[Items listed in a dataset]
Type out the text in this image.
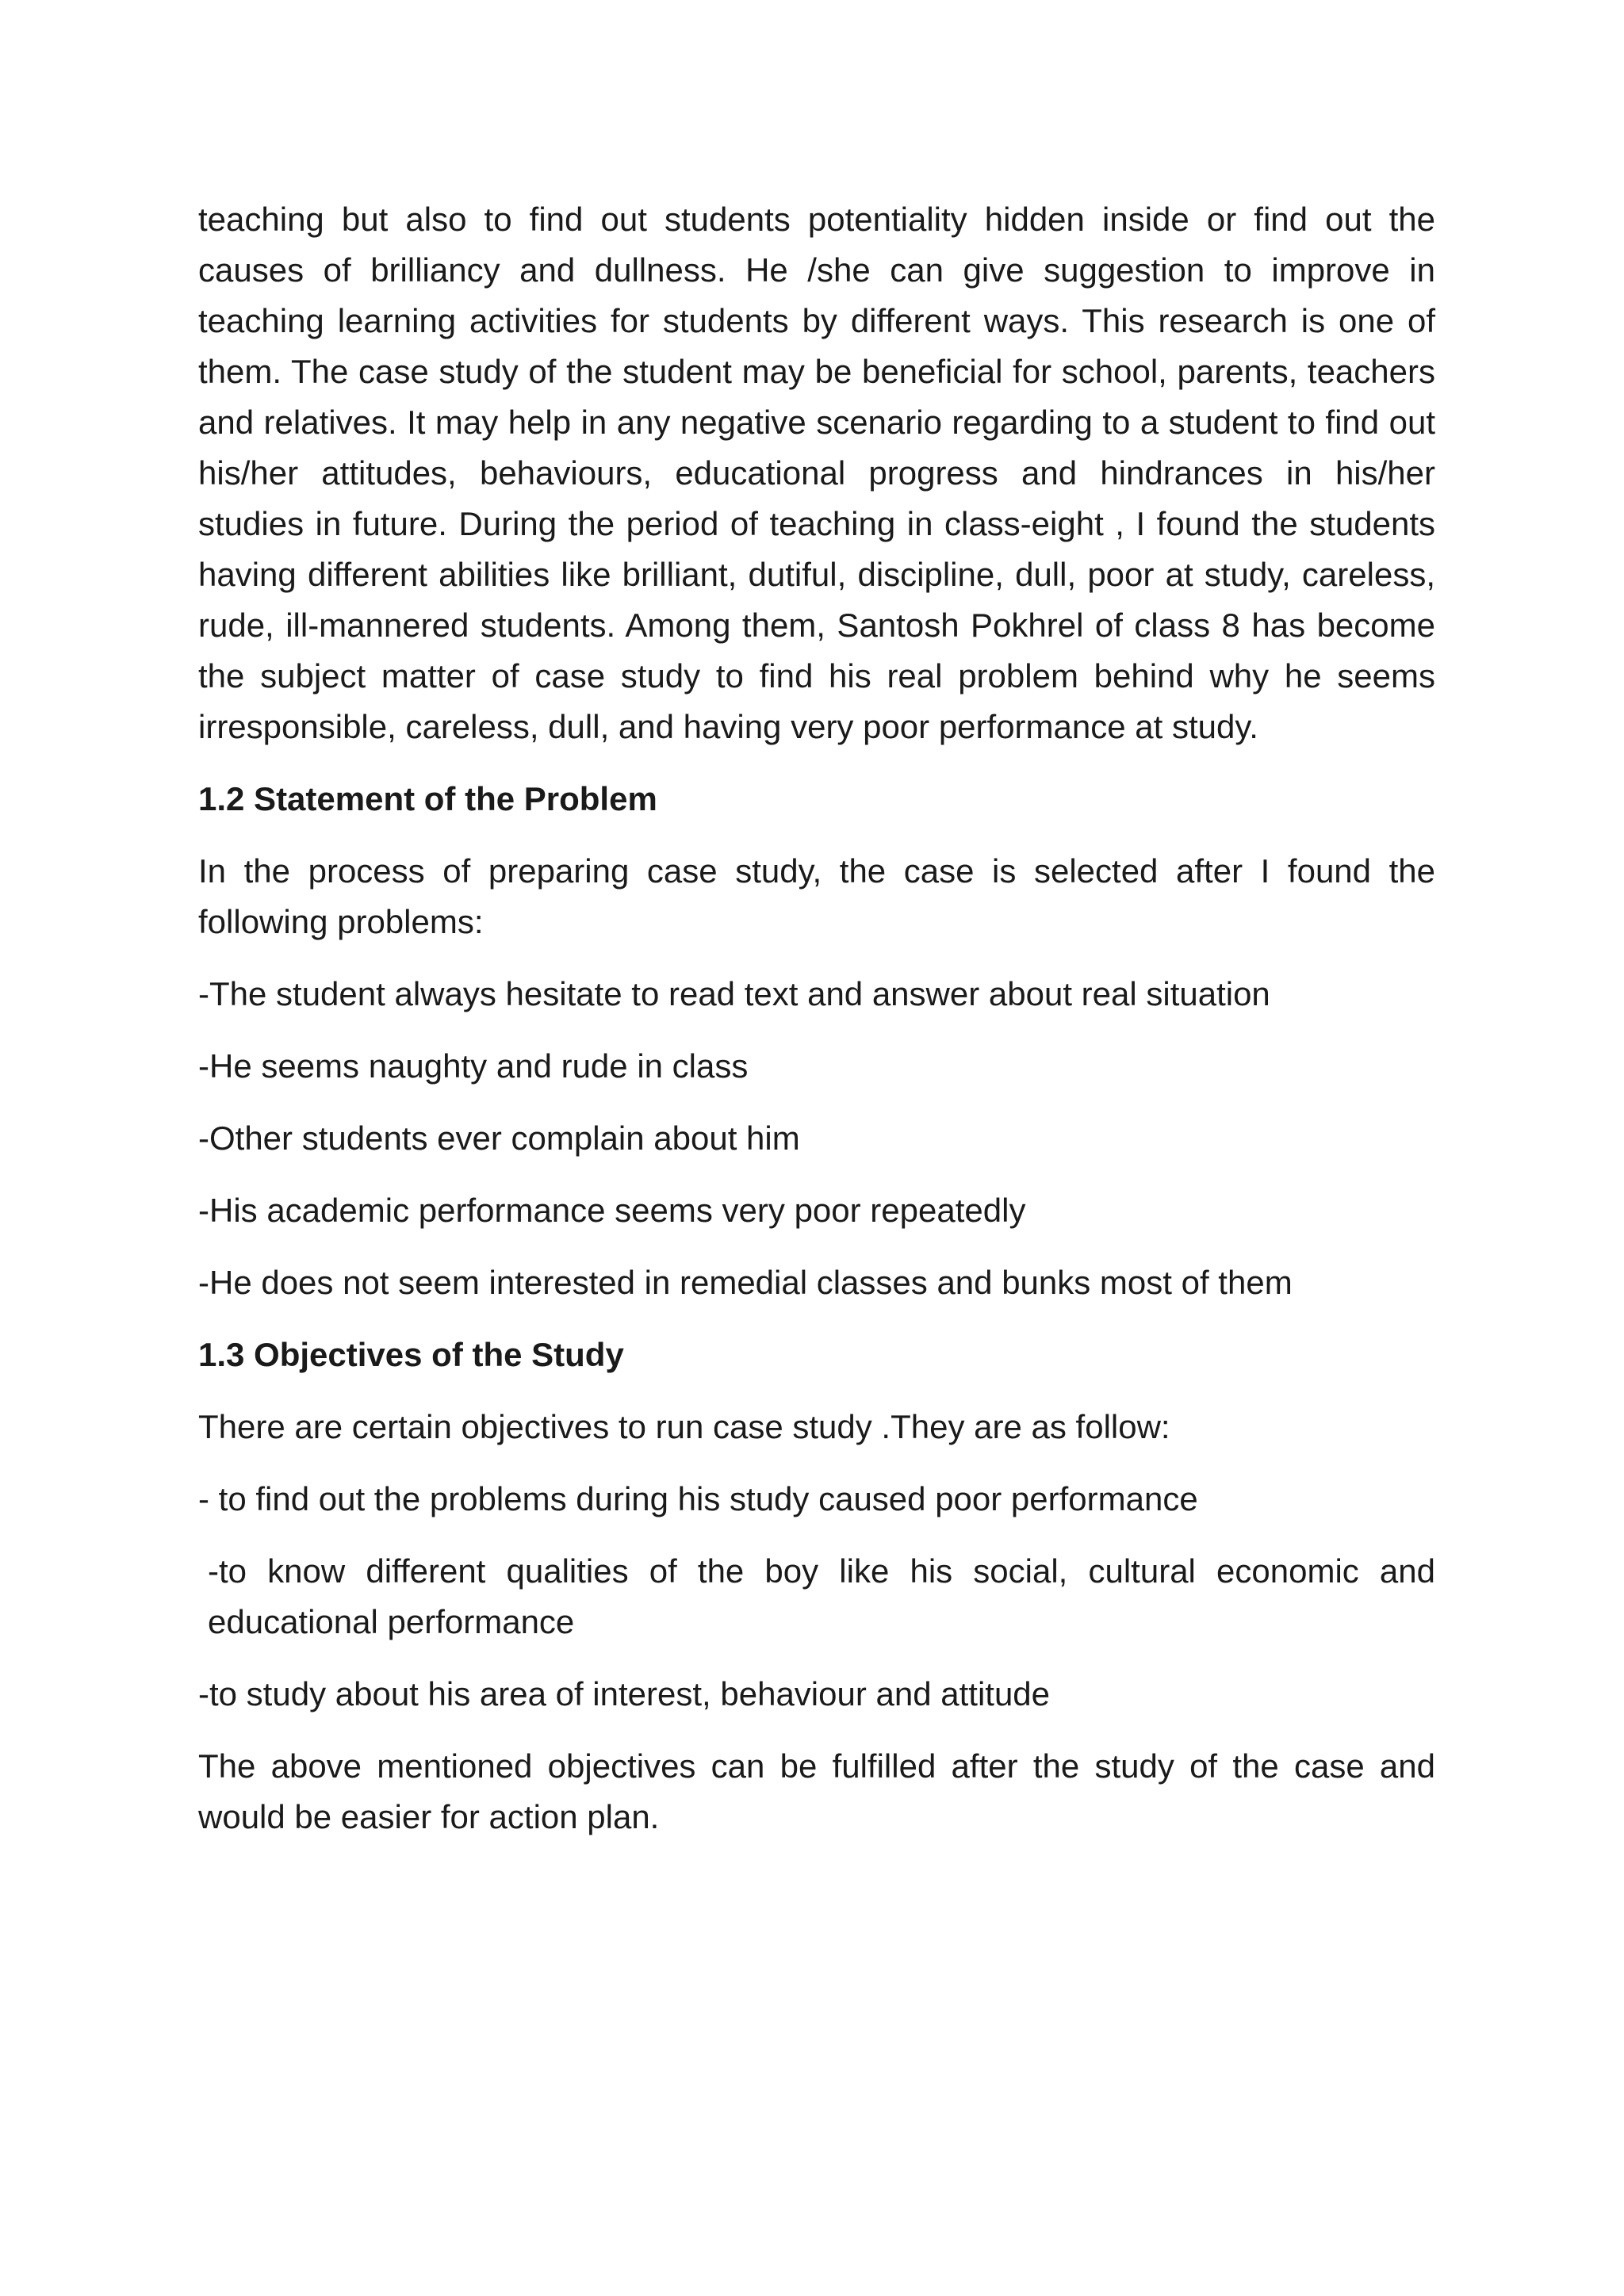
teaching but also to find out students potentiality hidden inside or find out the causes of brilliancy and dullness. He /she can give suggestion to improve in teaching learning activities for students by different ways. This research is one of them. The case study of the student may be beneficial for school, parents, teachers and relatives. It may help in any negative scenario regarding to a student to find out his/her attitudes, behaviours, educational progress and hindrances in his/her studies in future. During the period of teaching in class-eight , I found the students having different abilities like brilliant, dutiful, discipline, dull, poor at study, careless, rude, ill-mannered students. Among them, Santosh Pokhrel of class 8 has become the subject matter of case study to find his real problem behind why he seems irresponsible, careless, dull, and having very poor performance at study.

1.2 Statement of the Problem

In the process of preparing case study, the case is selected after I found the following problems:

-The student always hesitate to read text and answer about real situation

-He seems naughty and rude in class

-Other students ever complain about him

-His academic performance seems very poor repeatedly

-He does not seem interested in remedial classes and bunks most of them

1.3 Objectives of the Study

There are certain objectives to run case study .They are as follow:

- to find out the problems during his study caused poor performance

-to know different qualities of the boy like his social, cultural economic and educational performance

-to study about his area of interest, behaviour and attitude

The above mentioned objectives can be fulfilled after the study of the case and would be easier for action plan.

**WHAT TO DO**
Look through the listing and extract every line with "after" in it.

**ANSWER TO THE PROBLEM**
In the process of preparing case study, the case is selected after I found the following problems:
The above mentioned objectives can be fulfilled after the study of the case and would be easier for action plan.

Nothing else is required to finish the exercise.